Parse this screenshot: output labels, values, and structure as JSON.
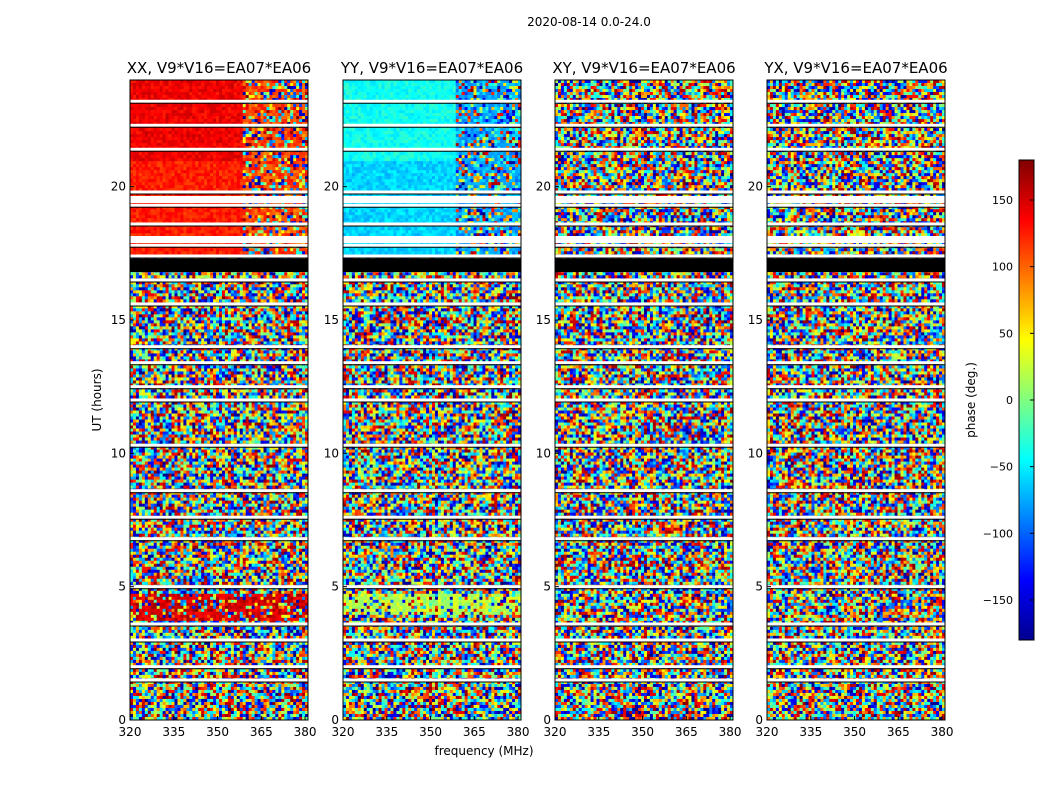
{
  "suptitle": "2020-08-14 0.0-24.0",
  "chart_data": {
    "type": "heatmap",
    "title": "2020-08-14 0.0-24.0",
    "xlabel": "frequency (MHz)",
    "ylabel": "UT (hours)",
    "xlim": [
      320,
      381
    ],
    "ylim": [
      0,
      24
    ],
    "xticks": [
      320,
      335,
      350,
      365,
      380
    ],
    "yticks": [
      0,
      5,
      10,
      15,
      20
    ],
    "grid": false,
    "panels": [
      {
        "title": "XX, V9*V16=EA07*EA06",
        "polarization": "XX",
        "coherent_phase_deg": [
          140,
          125,
          110
        ]
      },
      {
        "title": "YY, V9*V16=EA07*EA06",
        "polarization": "YY",
        "coherent_phase_deg": [
          -40,
          -60,
          -75
        ]
      },
      {
        "title": "XY, V9*V16=EA07*EA06",
        "polarization": "XY",
        "coherent_phase_deg": null
      },
      {
        "title": "YX, V9*V16=EA07*EA06",
        "polarization": "YX",
        "coherent_phase_deg": null
      }
    ],
    "colorbar": {
      "label": "phase (deg.)",
      "range": [
        -180,
        180
      ],
      "ticks": [
        150,
        100,
        50,
        0,
        -50,
        -100,
        -150
      ],
      "tick_labels": [
        "150",
        "100",
        "50",
        "0",
        "−50",
        "−100",
        "−150"
      ],
      "colormap": "jet"
    },
    "flagged_band_ut": [
      16.8,
      17.3
    ],
    "blank_rows_ut": [
      1.5,
      2.0,
      3.0,
      3.6,
      5.0,
      6.8,
      7.6,
      8.6,
      10.3,
      12.0,
      12.5,
      13.4,
      14.0,
      15.6,
      16.5,
      17.4,
      17.8,
      18.6,
      19.3,
      19.8,
      21.4,
      22.3,
      23.2
    ]
  }
}
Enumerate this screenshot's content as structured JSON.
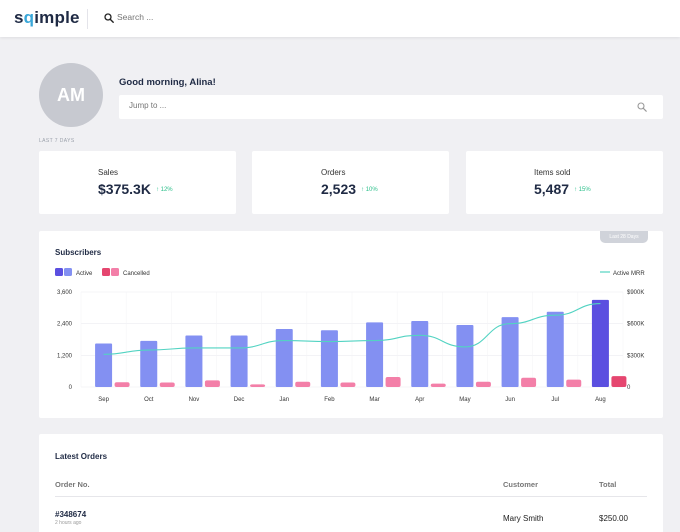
{
  "app": {
    "logo_pre": "s",
    "logo_q": "q",
    "logo_post": "imple"
  },
  "search": {
    "placeholder": "Search ..."
  },
  "profile": {
    "initials": "AM",
    "greeting": "Good morning, Alina!",
    "jump_placeholder": "Jump to ..."
  },
  "period_label": "LAST 7 DAYS",
  "stats": [
    {
      "label": "Sales",
      "value": "$375.3K",
      "delta": "↑ 12%"
    },
    {
      "label": "Orders",
      "value": "2,523",
      "delta": "↑ 10%"
    },
    {
      "label": "Items sold",
      "value": "5,487",
      "delta": "↑ 15%"
    }
  ],
  "subscribers": {
    "title": "Subscribers",
    "range_label": "Last 28 Days"
  },
  "colors": {
    "active": "#8390f2",
    "active_highlight": "#5b4fe0",
    "cancelled": "#f37fa8",
    "cancelled_highlight": "#e5466f",
    "mrr": "#52d3c2",
    "positive": "#2bbf8a"
  },
  "chart_data": {
    "type": "bar",
    "categories": [
      "Sep",
      "Oct",
      "Nov",
      "Dec",
      "Jan",
      "Feb",
      "Mar",
      "Apr",
      "May",
      "Jun",
      "Jul",
      "Aug"
    ],
    "series": [
      {
        "name": "Active",
        "values": [
          1650,
          1750,
          1950,
          1950,
          2200,
          2150,
          2450,
          2500,
          2350,
          2650,
          2850,
          3300
        ]
      },
      {
        "name": "Cancelled",
        "values": [
          180,
          170,
          250,
          100,
          200,
          170,
          380,
          130,
          200,
          350,
          280,
          410
        ]
      },
      {
        "name": "Active MRR",
        "type": "line",
        "axis": "right",
        "values": [
          310000,
          350000,
          370000,
          370000,
          440000,
          430000,
          440000,
          490000,
          380000,
          600000,
          680000,
          790000
        ]
      }
    ],
    "yticks_left": [
      "0",
      "1,200",
      "2,400",
      "3,600"
    ],
    "yticks_right": [
      "0",
      "$300K",
      "$600K",
      "$900K"
    ],
    "ylim": [
      0,
      3600
    ],
    "ylim_right": [
      0,
      900000
    ],
    "legend": [
      {
        "name": "Active"
      },
      {
        "name": "Cancelled"
      },
      {
        "name": "Active MRR"
      }
    ],
    "grid": true
  },
  "orders": {
    "title": "Latest Orders",
    "columns": {
      "order_no": "Order No.",
      "customer": "Customer",
      "total": "Total"
    },
    "rows": [
      {
        "order_no": "#348674",
        "time": "2 hours ago",
        "customer": "Mary Smith",
        "total": "$250.00"
      }
    ]
  }
}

■ **Goal of the exercise**: Omit every picture, and otherwise quote the entries exactly.

■ **Written answer**:
Parse this screenshot: output labels, values, and structure as JSON.
{
  "suptitle": "2020-08-14 0.0-24.0",
  "chart_data": {
    "type": "heatmap",
    "title": "2020-08-14 0.0-24.0",
    "xlabel": "frequency (MHz)",
    "ylabel": "UT (hours)",
    "xlim": [
      320,
      381
    ],
    "ylim": [
      0,
      24
    ],
    "xticks": [
      320,
      335,
      350,
      365,
      380
    ],
    "yticks": [
      0,
      5,
      10,
      15,
      20
    ],
    "grid": false,
    "panels": [
      {
        "title": "XX, V9*V16=EA07*EA06",
        "polarization": "XX",
        "coherent_phase_deg": [
          140,
          125,
          110
        ]
      },
      {
        "title": "YY, V9*V16=EA07*EA06",
        "polarization": "YY",
        "coherent_phase_deg": [
          -40,
          -60,
          -75
        ]
      },
      {
        "title": "XY, V9*V16=EA07*EA06",
        "polarization": "XY",
        "coherent_phase_deg": null
      },
      {
        "title": "YX, V9*V16=EA07*EA06",
        "polarization": "YX",
        "coherent_phase_deg": null
      }
    ],
    "colorbar": {
      "label": "phase (deg.)",
      "range": [
        -180,
        180
      ],
      "ticks": [
        150,
        100,
        50,
        0,
        -50,
        -100,
        -150
      ],
      "tick_labels": [
        "150",
        "100",
        "50",
        "0",
        "−50",
        "−100",
        "−150"
      ],
      "colormap": "jet"
    },
    "flagged_band_ut": [
      16.8,
      17.3
    ],
    "blank_rows_ut": [
      1.5,
      2.0,
      3.0,
      3.6,
      5.0,
      6.8,
      7.6,
      8.6,
      10.3,
      12.0,
      12.5,
      13.4,
      14.0,
      15.6,
      16.5,
      17.4,
      17.8,
      18.6,
      19.3,
      19.8,
      21.4,
      22.3,
      23.2
    ]
  }
}
Enumerate this screenshot's content as structured JSON.
{
  "app": {
    "logo_pre": "s",
    "logo_q": "q",
    "logo_post": "imple"
  },
  "search": {
    "placeholder": "Search ..."
  },
  "profile": {
    "initials": "AM",
    "greeting": "Good morning, Alina!",
    "jump_placeholder": "Jump to ..."
  },
  "period_label": "LAST 7 DAYS",
  "stats": [
    {
      "label": "Sales",
      "value": "$375.3K",
      "delta": "↑ 12%"
    },
    {
      "label": "Orders",
      "value": "2,523",
      "delta": "↑ 10%"
    },
    {
      "label": "Items sold",
      "value": "5,487",
      "delta": "↑ 15%"
    }
  ],
  "subscribers": {
    "title": "Subscribers",
    "range_label": "Last 28 Days"
  },
  "colors": {
    "active": "#8390f2",
    "active_highlight": "#5b4fe0",
    "cancelled": "#f37fa8",
    "cancelled_highlight": "#e5466f",
    "mrr": "#52d3c2",
    "positive": "#2bbf8a"
  },
  "chart_data": {
    "type": "bar",
    "categories": [
      "Sep",
      "Oct",
      "Nov",
      "Dec",
      "Jan",
      "Feb",
      "Mar",
      "Apr",
      "May",
      "Jun",
      "Jul",
      "Aug"
    ],
    "series": [
      {
        "name": "Active",
        "values": [
          1650,
          1750,
          1950,
          1950,
          2200,
          2150,
          2450,
          2500,
          2350,
          2650,
          2850,
          3300
        ]
      },
      {
        "name": "Cancelled",
        "values": [
          180,
          170,
          250,
          100,
          200,
          170,
          380,
          130,
          200,
          350,
          280,
          410
        ]
      },
      {
        "name": "Active MRR",
        "type": "line",
        "axis": "right",
        "values": [
          310000,
          350000,
          370000,
          370000,
          440000,
          430000,
          440000,
          490000,
          380000,
          600000,
          680000,
          790000
        ]
      }
    ],
    "yticks_left": [
      "0",
      "1,200",
      "2,400",
      "3,600"
    ],
    "yticks_right": [
      "0",
      "$300K",
      "$600K",
      "$900K"
    ],
    "ylim": [
      0,
      3600
    ],
    "ylim_right": [
      0,
      900000
    ],
    "legend": [
      {
        "name": "Active"
      },
      {
        "name": "Cancelled"
      },
      {
        "name": "Active MRR"
      }
    ],
    "grid": true
  },
  "orders": {
    "title": "Latest Orders",
    "columns": {
      "order_no": "Order No.",
      "customer": "Customer",
      "total": "Total"
    },
    "rows": [
      {
        "order_no": "#348674",
        "time": "2 hours ago",
        "customer": "Mary Smith",
        "total": "$250.00"
      }
    ]
  }
}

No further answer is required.